__WHAT IS EXPECTED__.
Pick up the passage on HMB's effects on phagocyte activity and continue it from its last sentence.

In the current study, the chemotactic activity of granulocytes was significantly higher in the group of goats whose diets were supplemented with HMB than in control group animals. There is a general scarcity of published findings on HMB’s effects on this stage of phagocytosis, not only in goats, but also in other animal species; therefore, our results cannot be compared with literature data. Research conducted on other animal species has demonstrated that HMB exerts general stimulatory effects on phagocytosis or stages of phagocytosis other than chemotaxis [5,19,57,58,59].
In our experiment, a significant increase in phagocytic activity (expressed by the percentage of phagocytes) and the average number of bacteria eliminated by one phagocyte (expressed by the average fluorescence intensity of monocytes and granulocytes) was observed in the experimental group administered HMB relative to the control group. Similar results were reported in vitro by Peterson et al. [57], where macrophages exposed to HMB demonstrated higher expression of Fc receptors on the surface. The above response could indicate that HMB has two modes of action, or that it directly increases the expression of receptor Fc at the genetic level, or that it improves cell membrane integrity by promoting receptor expression and/or stability on the cell surface. In an in vivo study of rainbow trout (Oncorhynchus mykiss), Siwicki et al. [18] found that HMB approximately doubled the potential killing activity ability of polymorphonuclear (PMN) and morphonuclear (MN) cells (p < 0.01) relative to the control group. In contrast, an HMB-supplemented diet did not affect the phagocytic potential of abdominal macrophages or the elimination of Escherichia coli and Salmonella arizonae from the bloodstream of birds [58].
In the present study, HMB also intensified the intracellular killing activity of granulocytes and monocytes stimulated with PMA and E. coli, expressed by the percentage of stimulated cells and average fluorescence intensity. Similar observations were made by Siwicki et al. [18] during the respiratory burst assay (RBA) in a spectrophotometric analysis of PMN and MN cells isolated from the head kidney. In their study, the production of strongly oxidising agents increased by nearly 100% during eight weeks of dietary supplementation with HMB. Pronephric phagocytes isolated from rainbow trout (Oncorhynchus mykiss) and carp (Cyprinus carpio) and grown in a culture medium (RPMI-1640) containing 0, 0.1, 1, 5, 10, 25, 50, or 100 μg of HMB/ml were also far more effective in generating respiratory burst, in particular under exposure to >50 μg of HMB/mL [60]. In a study of young broiler chickens, Peterson et al. [58] noted higher nitrite levels in macrophage culture supernatants in birds receiving HMB than in the control group, despite the fact that HMB did not exert a significant effect on the phagocytic potential of peritoneal macrophages. In an in vitro study, Peterson et al. [57] reported higher nitrite levels in macrophages cultured in the presence of HMB, which could suggest that similarly to other macrophage activators, such as bacterial LPS, HMB, stimulates the activity of nitric oxide synthase (NOS). Kunttu et al. [59] reported that HMB enhanced the microbial killing activity (ROS-response) of leukocytes and increased plasma lysozyme concentrations and complement activity in rainbow trout.

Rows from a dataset
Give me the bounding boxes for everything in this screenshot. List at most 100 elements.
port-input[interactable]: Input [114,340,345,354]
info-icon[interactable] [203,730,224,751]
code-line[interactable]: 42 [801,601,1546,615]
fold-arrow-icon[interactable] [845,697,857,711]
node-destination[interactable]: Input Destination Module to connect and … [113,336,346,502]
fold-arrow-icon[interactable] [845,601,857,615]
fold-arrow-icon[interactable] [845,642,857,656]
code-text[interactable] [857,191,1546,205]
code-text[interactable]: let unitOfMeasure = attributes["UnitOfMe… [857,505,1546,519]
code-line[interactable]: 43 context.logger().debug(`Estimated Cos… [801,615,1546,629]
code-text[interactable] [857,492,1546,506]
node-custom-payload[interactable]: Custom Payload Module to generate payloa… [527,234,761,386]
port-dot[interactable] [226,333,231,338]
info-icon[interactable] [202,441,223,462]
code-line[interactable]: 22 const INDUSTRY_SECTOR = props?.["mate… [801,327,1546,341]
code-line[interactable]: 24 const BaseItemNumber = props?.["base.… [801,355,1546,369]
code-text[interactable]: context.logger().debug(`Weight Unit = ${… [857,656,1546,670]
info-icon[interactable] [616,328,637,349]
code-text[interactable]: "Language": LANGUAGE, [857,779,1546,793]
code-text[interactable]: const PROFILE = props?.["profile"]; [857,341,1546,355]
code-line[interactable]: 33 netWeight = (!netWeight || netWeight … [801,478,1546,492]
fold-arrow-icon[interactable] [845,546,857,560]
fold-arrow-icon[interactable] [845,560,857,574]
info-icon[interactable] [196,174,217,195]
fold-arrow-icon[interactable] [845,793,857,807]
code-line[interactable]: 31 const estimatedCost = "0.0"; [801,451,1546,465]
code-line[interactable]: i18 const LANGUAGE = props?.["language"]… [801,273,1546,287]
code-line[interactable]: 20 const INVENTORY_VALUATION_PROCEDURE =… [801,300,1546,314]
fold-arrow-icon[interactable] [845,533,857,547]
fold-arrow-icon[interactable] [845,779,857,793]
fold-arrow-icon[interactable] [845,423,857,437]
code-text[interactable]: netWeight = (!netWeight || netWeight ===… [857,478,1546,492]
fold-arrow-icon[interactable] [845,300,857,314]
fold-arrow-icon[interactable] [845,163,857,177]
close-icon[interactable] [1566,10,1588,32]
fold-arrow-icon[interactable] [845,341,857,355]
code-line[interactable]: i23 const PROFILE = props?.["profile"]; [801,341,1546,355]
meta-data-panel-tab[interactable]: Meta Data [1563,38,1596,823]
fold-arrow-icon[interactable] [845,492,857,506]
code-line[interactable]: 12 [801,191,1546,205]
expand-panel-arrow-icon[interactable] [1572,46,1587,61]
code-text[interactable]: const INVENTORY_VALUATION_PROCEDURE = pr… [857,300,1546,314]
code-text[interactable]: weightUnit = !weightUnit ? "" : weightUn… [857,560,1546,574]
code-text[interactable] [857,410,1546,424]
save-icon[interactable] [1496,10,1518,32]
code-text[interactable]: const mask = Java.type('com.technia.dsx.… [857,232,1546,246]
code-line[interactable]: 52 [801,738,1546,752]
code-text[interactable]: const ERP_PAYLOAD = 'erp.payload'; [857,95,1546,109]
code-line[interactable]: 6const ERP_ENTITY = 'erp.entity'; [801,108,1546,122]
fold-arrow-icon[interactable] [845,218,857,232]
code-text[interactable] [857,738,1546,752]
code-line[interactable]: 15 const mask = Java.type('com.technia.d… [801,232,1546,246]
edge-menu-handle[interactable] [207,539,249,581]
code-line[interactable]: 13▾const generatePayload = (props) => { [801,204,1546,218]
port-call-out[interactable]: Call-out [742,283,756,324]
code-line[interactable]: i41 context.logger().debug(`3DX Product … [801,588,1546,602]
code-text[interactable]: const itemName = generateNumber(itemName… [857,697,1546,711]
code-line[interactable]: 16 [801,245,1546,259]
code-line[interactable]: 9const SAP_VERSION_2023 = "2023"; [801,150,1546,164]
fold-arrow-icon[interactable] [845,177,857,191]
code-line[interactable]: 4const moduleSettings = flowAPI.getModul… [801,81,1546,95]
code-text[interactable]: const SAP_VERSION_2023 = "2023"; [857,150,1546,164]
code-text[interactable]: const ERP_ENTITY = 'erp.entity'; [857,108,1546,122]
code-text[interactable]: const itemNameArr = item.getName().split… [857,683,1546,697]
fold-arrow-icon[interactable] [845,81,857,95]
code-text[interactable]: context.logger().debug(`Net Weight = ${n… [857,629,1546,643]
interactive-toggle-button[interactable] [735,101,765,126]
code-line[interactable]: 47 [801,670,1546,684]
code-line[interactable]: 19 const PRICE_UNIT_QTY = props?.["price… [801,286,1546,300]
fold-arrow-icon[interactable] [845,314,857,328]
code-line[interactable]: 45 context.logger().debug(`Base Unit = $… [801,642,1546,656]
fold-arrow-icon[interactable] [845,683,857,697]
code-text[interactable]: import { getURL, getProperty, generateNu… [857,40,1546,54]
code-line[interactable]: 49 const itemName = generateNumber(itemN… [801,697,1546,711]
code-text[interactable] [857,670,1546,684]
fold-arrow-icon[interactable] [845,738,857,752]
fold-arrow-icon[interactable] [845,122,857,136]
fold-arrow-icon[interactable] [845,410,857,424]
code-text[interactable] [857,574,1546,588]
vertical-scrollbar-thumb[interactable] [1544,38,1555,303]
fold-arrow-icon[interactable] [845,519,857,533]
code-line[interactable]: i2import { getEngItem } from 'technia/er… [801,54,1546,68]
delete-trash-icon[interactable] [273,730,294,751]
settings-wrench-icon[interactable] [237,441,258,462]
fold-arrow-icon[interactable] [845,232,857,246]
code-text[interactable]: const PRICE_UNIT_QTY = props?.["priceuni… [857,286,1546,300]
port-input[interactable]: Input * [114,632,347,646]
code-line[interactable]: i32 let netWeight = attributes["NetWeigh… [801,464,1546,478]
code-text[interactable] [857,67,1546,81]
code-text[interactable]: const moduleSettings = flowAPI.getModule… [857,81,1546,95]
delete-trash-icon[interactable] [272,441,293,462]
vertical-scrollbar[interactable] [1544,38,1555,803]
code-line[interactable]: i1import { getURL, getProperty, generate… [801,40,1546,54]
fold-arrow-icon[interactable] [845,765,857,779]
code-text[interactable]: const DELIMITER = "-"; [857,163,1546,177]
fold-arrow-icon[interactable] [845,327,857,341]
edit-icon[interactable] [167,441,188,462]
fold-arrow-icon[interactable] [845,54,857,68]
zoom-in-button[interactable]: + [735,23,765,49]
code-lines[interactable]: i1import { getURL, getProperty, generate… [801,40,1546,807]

__EXERCISE RESPONSE__.
Recent years have witnessed the search for feed additives that not only maximise growth performance, but also boost immunity. The results of this experiment and previous studies suggest that HMB meets the above requirements and could be widely used for immunoprevention in young goats. However, further research is needed to determine HMB’s mode of action and to identify potential differences in its stimulatory effect on immunocompetent cells in various animal species, including monogastric and polygastric animals.

5. Conclusions

This study demonstrated significantly higher levels of granulocyte chemotactic activity (expressed by the chemotactic index) and phagocytic activity (expressed by the percentage of phagocytes), a significantly higher average number of bacteria eliminated by one phagocyte (expressed by the average fluorescence intensity of monocytes and granulocytes), and significantly higher intracellular killing activity of granulocytes and monocytes stimulated with PMA and E. coli (expressed by the percentage of stimulated cells and average fluorescence intensity) in experimental goats administered HMB than in control group animals whose diets were not supplemented.

Author Contributions

Conceptualisation and methodology, R.W., K.Z., and J.M.; data curation and laboratory analysis, R.W, J.M, K.Z., and E.K.-Ł.; visualisation, R.W.; project administration, R.W. and J.M.; project supervision, R.W., K.Z., and J.M.; statistics, R.W.; revision, S.M., J.M., and E.K.-Ł. All authors participated in the development, writing, and critical evaluation of the manuscript. All authors have read and approved the final manuscript.

Funding

The study was financed by the Department of Microbiology and Clinical Immunology and the Department of Sheep and Goat Breeding of the University of Warmia and Mazury in Olsztyn, as part of a statutory research project. Project financially co-supported by Minister of Science and Higher Education in the range of the program entitled “Regional lnitiative of Excellence” for the years 2019–2022, Project No. 010/RID/2018/19, amount of funding 12.000.000 PLN.

Conflicts of Interest

The authors declare no conflict of interest.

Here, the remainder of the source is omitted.